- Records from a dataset

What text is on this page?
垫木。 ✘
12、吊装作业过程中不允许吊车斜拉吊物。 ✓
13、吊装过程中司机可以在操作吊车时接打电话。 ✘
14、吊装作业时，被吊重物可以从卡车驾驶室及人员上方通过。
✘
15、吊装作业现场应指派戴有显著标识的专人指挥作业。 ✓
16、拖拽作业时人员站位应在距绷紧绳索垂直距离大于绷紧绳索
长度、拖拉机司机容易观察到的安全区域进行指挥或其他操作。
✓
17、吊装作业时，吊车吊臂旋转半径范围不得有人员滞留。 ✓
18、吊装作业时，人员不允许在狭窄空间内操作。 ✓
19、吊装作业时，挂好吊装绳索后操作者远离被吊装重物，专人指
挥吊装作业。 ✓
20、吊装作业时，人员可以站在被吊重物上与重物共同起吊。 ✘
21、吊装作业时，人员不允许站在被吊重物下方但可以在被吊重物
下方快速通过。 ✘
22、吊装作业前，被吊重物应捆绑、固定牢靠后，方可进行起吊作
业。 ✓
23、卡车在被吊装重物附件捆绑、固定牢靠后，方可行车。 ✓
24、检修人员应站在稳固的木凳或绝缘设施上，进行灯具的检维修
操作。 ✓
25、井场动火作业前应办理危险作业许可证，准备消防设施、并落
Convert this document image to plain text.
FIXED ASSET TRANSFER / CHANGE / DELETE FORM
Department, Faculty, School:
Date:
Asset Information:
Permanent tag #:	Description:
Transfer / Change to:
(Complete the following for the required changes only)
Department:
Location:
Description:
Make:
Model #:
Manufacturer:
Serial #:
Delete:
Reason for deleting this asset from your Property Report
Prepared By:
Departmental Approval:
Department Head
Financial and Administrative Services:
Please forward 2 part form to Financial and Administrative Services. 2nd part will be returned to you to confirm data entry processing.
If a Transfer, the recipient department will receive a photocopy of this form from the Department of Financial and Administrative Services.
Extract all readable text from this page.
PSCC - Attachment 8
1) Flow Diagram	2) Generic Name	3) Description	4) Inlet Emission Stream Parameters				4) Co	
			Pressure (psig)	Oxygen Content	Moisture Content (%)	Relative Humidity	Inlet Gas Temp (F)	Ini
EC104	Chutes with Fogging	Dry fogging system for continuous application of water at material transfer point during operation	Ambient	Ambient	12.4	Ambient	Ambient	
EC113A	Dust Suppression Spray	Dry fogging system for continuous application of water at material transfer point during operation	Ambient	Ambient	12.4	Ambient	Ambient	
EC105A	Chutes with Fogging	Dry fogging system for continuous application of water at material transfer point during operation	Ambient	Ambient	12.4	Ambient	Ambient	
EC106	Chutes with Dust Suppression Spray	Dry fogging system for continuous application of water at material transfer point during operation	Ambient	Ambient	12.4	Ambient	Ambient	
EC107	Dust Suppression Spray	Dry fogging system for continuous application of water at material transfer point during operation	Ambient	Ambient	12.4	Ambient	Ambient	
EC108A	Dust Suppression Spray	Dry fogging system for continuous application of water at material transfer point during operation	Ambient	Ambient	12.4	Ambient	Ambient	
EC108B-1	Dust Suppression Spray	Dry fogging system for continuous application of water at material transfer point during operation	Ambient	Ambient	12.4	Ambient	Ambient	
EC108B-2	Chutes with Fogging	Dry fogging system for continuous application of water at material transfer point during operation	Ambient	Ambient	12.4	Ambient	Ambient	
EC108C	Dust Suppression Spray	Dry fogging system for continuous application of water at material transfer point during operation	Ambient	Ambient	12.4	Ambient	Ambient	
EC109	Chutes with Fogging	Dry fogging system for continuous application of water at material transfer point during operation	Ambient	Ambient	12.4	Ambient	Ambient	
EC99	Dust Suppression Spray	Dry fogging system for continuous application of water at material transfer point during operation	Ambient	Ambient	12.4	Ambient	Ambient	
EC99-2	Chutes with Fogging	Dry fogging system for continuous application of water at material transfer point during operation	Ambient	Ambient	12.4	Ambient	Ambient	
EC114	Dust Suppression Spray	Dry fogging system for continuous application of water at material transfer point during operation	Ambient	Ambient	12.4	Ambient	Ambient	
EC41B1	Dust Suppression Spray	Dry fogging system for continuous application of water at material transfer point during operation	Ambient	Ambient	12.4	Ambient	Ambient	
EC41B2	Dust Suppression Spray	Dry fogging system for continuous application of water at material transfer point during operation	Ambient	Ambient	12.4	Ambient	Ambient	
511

- Required task
Write out each line of the data that holds the string "吊装作业时".

- Result of the exercise
14、吊装作业时，被吊重物可以从卡车驾驶室及人员上方通过。
17、吊装作业时，吊车吊臂旋转半径范围不得有人员滞留。 ✓
18、吊装作业时，人员不允许在狭窄空间内操作。 ✓
19、吊装作业时，挂好吊装绳索后操作者远离被吊装重物，专人指
20、吊装作业时，人员可以站在被吊重物上与重物共同起吊。 ✘
21、吊装作业时，人员不允许站在被吊重物下方但可以在被吊重物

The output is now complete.